Records for the exercise ▸

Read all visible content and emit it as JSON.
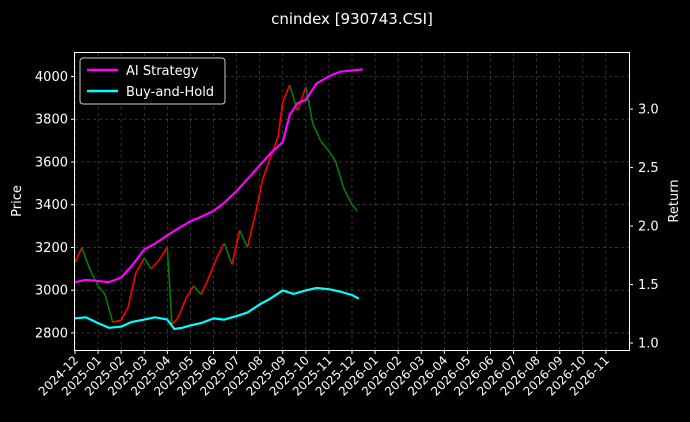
{
  "chart_data": {
    "type": "line",
    "title": "cnindex [930743.CSI]",
    "ylabel_left": "Price",
    "ylabel_right": "Return",
    "x_ticks": [
      "2024-12",
      "2025-01",
      "2025-02",
      "2025-03",
      "2025-04",
      "2025-05",
      "2025-06",
      "2025-07",
      "2025-08",
      "2025-09",
      "2025-10",
      "2025-11",
      "2025-12",
      "2026-01",
      "2026-02",
      "2026-03",
      "2026-04",
      "2026-05",
      "2026-06",
      "2026-07",
      "2026-08",
      "2026-09",
      "2026-10",
      "2026-11"
    ],
    "x_range": [
      "2024-12",
      "2026-12"
    ],
    "y_left_ticks": [
      "2800",
      "3000",
      "3200",
      "3400",
      "3600",
      "3800",
      "4000"
    ],
    "y_left_range": [
      2720,
      4110
    ],
    "y_right_ticks": [
      "1.0",
      "1.5",
      "2.0",
      "2.5",
      "3.0"
    ],
    "y_right_range": [
      0.94,
      3.48
    ],
    "grid": true,
    "legend_position": "top-left",
    "series": [
      {
        "name": "AI Strategy",
        "color": "#ff00ff",
        "axis": "right",
        "x": [
          "2024-12-01",
          "2024-12-15",
          "2025-01-01",
          "2025-01-15",
          "2025-02-01",
          "2025-02-15",
          "2025-03-01",
          "2025-03-15",
          "2025-04-01",
          "2025-04-15",
          "2025-05-01",
          "2025-05-15",
          "2025-06-01",
          "2025-06-15",
          "2025-07-01",
          "2025-07-15",
          "2025-08-01",
          "2025-08-15",
          "2025-09-01",
          "2025-09-10",
          "2025-09-20",
          "2025-10-01",
          "2025-10-15",
          "2025-11-01",
          "2025-11-15",
          "2025-12-01",
          "2025-12-15"
        ],
        "values": [
          1.52,
          1.54,
          1.53,
          1.52,
          1.56,
          1.66,
          1.8,
          1.85,
          1.92,
          1.98,
          2.04,
          2.08,
          2.13,
          2.2,
          2.3,
          2.4,
          2.52,
          2.62,
          2.72,
          2.95,
          3.05,
          3.08,
          3.22,
          3.28,
          3.32,
          3.33,
          3.34
        ]
      },
      {
        "name": "Buy-and-Hold",
        "color": "#00ffff",
        "axis": "right",
        "x": [
          "2024-12-01",
          "2024-12-15",
          "2025-01-01",
          "2025-01-15",
          "2025-02-01",
          "2025-02-15",
          "2025-03-01",
          "2025-03-15",
          "2025-04-01",
          "2025-04-10",
          "2025-04-20",
          "2025-05-01",
          "2025-05-15",
          "2025-06-01",
          "2025-06-15",
          "2025-07-01",
          "2025-07-15",
          "2025-08-01",
          "2025-08-15",
          "2025-09-01",
          "2025-09-15",
          "2025-10-01",
          "2025-10-15",
          "2025-11-01",
          "2025-11-15",
          "2025-12-01",
          "2025-12-10"
        ],
        "values": [
          1.21,
          1.22,
          1.17,
          1.13,
          1.14,
          1.18,
          1.2,
          1.22,
          1.2,
          1.12,
          1.13,
          1.15,
          1.17,
          1.21,
          1.2,
          1.23,
          1.26,
          1.33,
          1.38,
          1.45,
          1.42,
          1.45,
          1.47,
          1.46,
          1.44,
          1.41,
          1.38
        ]
      }
    ],
    "price_series": {
      "name": "Price",
      "axis": "left",
      "up_color": "#ff0000",
      "down_color": "#008000",
      "x": [
        "2024-12-01",
        "2024-12-10",
        "2024-12-20",
        "2025-01-01",
        "2025-01-10",
        "2025-01-20",
        "2025-02-01",
        "2025-02-10",
        "2025-02-20",
        "2025-03-01",
        "2025-03-10",
        "2025-03-20",
        "2025-04-01",
        "2025-04-07",
        "2025-04-15",
        "2025-04-25",
        "2025-05-05",
        "2025-05-15",
        "2025-05-25",
        "2025-06-05",
        "2025-06-15",
        "2025-06-25",
        "2025-07-05",
        "2025-07-15",
        "2025-07-25",
        "2025-08-05",
        "2025-08-15",
        "2025-08-25",
        "2025-09-01",
        "2025-09-10",
        "2025-09-20",
        "2025-10-01",
        "2025-10-10",
        "2025-10-20",
        "2025-11-01",
        "2025-11-10",
        "2025-11-20",
        "2025-12-01",
        "2025-12-08"
      ],
      "values": [
        3130,
        3200,
        3100,
        3020,
        2980,
        2850,
        2860,
        2920,
        3080,
        3150,
        3100,
        3140,
        3200,
        2840,
        2870,
        2960,
        3020,
        2980,
        3060,
        3150,
        3220,
        3120,
        3280,
        3200,
        3350,
        3520,
        3620,
        3720,
        3880,
        3960,
        3840,
        3950,
        3780,
        3700,
        3650,
        3600,
        3480,
        3400,
        3370
      ]
    }
  }
}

What you should do ▸ Reproduce all the records verbatim, excluding images.

Response for this exercise ▸
Read all visible content and emit it as JSON.
{
  "chart_data": {
    "type": "line",
    "title": "cnindex [930743.CSI]",
    "ylabel_left": "Price",
    "ylabel_right": "Return",
    "x_ticks": [
      "2024-12",
      "2025-01",
      "2025-02",
      "2025-03",
      "2025-04",
      "2025-05",
      "2025-06",
      "2025-07",
      "2025-08",
      "2025-09",
      "2025-10",
      "2025-11",
      "2025-12",
      "2026-01",
      "2026-02",
      "2026-03",
      "2026-04",
      "2026-05",
      "2026-06",
      "2026-07",
      "2026-08",
      "2026-09",
      "2026-10",
      "2026-11"
    ],
    "x_range": [
      "2024-12",
      "2026-12"
    ],
    "y_left_ticks": [
      "2800",
      "3000",
      "3200",
      "3400",
      "3600",
      "3800",
      "4000"
    ],
    "y_left_range": [
      2720,
      4110
    ],
    "y_right_ticks": [
      "1.0",
      "1.5",
      "2.0",
      "2.5",
      "3.0"
    ],
    "y_right_range": [
      0.94,
      3.48
    ],
    "grid": true,
    "legend_position": "top-left",
    "series": [
      {
        "name": "AI Strategy",
        "color": "#ff00ff",
        "axis": "right",
        "x": [
          "2024-12-01",
          "2024-12-15",
          "2025-01-01",
          "2025-01-15",
          "2025-02-01",
          "2025-02-15",
          "2025-03-01",
          "2025-03-15",
          "2025-04-01",
          "2025-04-15",
          "2025-05-01",
          "2025-05-15",
          "2025-06-01",
          "2025-06-15",
          "2025-07-01",
          "2025-07-15",
          "2025-08-01",
          "2025-08-15",
          "2025-09-01",
          "2025-09-10",
          "2025-09-20",
          "2025-10-01",
          "2025-10-15",
          "2025-11-01",
          "2025-11-15",
          "2025-12-01",
          "2025-12-15"
        ],
        "values": [
          1.52,
          1.54,
          1.53,
          1.52,
          1.56,
          1.66,
          1.8,
          1.85,
          1.92,
          1.98,
          2.04,
          2.08,
          2.13,
          2.2,
          2.3,
          2.4,
          2.52,
          2.62,
          2.72,
          2.95,
          3.05,
          3.08,
          3.22,
          3.28,
          3.32,
          3.33,
          3.34
        ]
      },
      {
        "name": "Buy-and-Hold",
        "color": "#00ffff",
        "axis": "right",
        "x": [
          "2024-12-01",
          "2024-12-15",
          "2025-01-01",
          "2025-01-15",
          "2025-02-01",
          "2025-02-15",
          "2025-03-01",
          "2025-03-15",
          "2025-04-01",
          "2025-04-10",
          "2025-04-20",
          "2025-05-01",
          "2025-05-15",
          "2025-06-01",
          "2025-06-15",
          "2025-07-01",
          "2025-07-15",
          "2025-08-01",
          "2025-08-15",
          "2025-09-01",
          "2025-09-15",
          "2025-10-01",
          "2025-10-15",
          "2025-11-01",
          "2025-11-15",
          "2025-12-01",
          "2025-12-10"
        ],
        "values": [
          1.21,
          1.22,
          1.17,
          1.13,
          1.14,
          1.18,
          1.2,
          1.22,
          1.2,
          1.12,
          1.13,
          1.15,
          1.17,
          1.21,
          1.2,
          1.23,
          1.26,
          1.33,
          1.38,
          1.45,
          1.42,
          1.45,
          1.47,
          1.46,
          1.44,
          1.41,
          1.38
        ]
      }
    ],
    "price_series": {
      "name": "Price",
      "axis": "left",
      "up_color": "#ff0000",
      "down_color": "#008000",
      "x": [
        "2024-12-01",
        "2024-12-10",
        "2024-12-20",
        "2025-01-01",
        "2025-01-10",
        "2025-01-20",
        "2025-02-01",
        "2025-02-10",
        "2025-02-20",
        "2025-03-01",
        "2025-03-10",
        "2025-03-20",
        "2025-04-01",
        "2025-04-07",
        "2025-04-15",
        "2025-04-25",
        "2025-05-05",
        "2025-05-15",
        "2025-05-25",
        "2025-06-05",
        "2025-06-15",
        "2025-06-25",
        "2025-07-05",
        "2025-07-15",
        "2025-07-25",
        "2025-08-05",
        "2025-08-15",
        "2025-08-25",
        "2025-09-01",
        "2025-09-10",
        "2025-09-20",
        "2025-10-01",
        "2025-10-10",
        "2025-10-20",
        "2025-11-01",
        "2025-11-10",
        "2025-11-20",
        "2025-12-01",
        "2025-12-08"
      ],
      "values": [
        3130,
        3200,
        3100,
        3020,
        2980,
        2850,
        2860,
        2920,
        3080,
        3150,
        3100,
        3140,
        3200,
        2840,
        2870,
        2960,
        3020,
        2980,
        3060,
        3150,
        3220,
        3120,
        3280,
        3200,
        3350,
        3520,
        3620,
        3720,
        3880,
        3960,
        3840,
        3950,
        3780,
        3700,
        3650,
        3600,
        3480,
        3400,
        3370
      ]
    }
  }
}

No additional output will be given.